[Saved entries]
────────────────────────────────────────
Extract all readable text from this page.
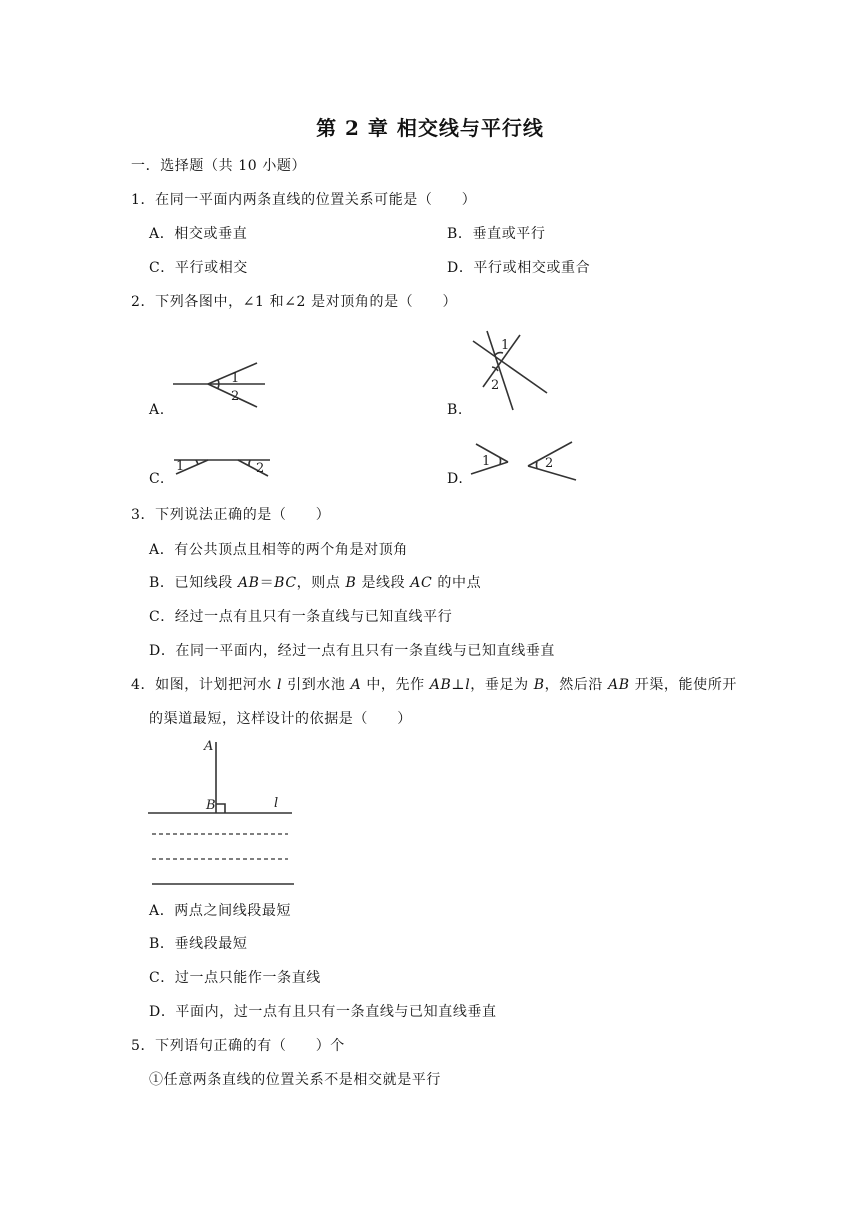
第 2 章 相交线与平行线
一．选择题（共 10 小题）
1．在同一平面内两条直线的位置关系可能是（　　）
A．相交或垂直	B．垂直或平行
C．平行或相交	D．平行或相交或重合
2．下列各图中，∠1 和∠2 是对顶角的是（　　）
A.
1
2
B.
1
2
C.
1	2
D.
1	2
3．下列说法正确的是（　　）
A．有公共顶点且相等的两个角是对顶角
B．已知线段 AB＝BC，则点 B 是线段 AC 的中点
C．经过一点有且只有一条直线与已知直线平行
D．在同一平面内，经过一点有且只有一条直线与已知直线垂直
4．如图，计划把河水 l 引到水池 A 中，先作 AB⊥l，垂足为 B，然后沿 AB 开渠，能使所开
的渠道最短，这样设计的依据是（　　）
A
B	l
A．两点之间线段最短
B．垂线段最短
C．过一点只能作一条直线
D．平面内，过一点有且只有一条直线与已知直线垂直
5．下列语句正确的有（　　）个
①任意两条直线的位置关系不是相交就是平行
────────────────────────────────────────
## [Directions for this task]
Reproduce the material in its entirety and word for word, without the pictures.

## [Exercise response]
Extract all readable text from this page.
第 2 章 相交线与平行线
一．选择题（共 10 小题）
1．在同一平面内两条直线的位置关系可能是（　　）
A．相交或垂直	B．垂直或平行
C．平行或相交	D．平行或相交或重合
2．下列各图中，∠1 和∠2 是对顶角的是（　　）
A.
1
2
B.
1
2
C.
1	2
D.
1	2
3．下列说法正确的是（　　）
A．有公共顶点且相等的两个角是对顶角
B．已知线段 AB＝BC，则点 B 是线段 AC 的中点
C．经过一点有且只有一条直线与已知直线平行
D．在同一平面内，经过一点有且只有一条直线与已知直线垂直
4．如图，计划把河水 l 引到水池 A 中，先作 AB⊥l，垂足为 B，然后沿 AB 开渠，能使所开
的渠道最短，这样设计的依据是（　　）
A
B	l
A．两点之间线段最短
B．垂线段最短
C．过一点只能作一条直线
D．平面内，过一点有且只有一条直线与已知直线垂直
5．下列语句正确的有（　　）个
①任意两条直线的位置关系不是相交就是平行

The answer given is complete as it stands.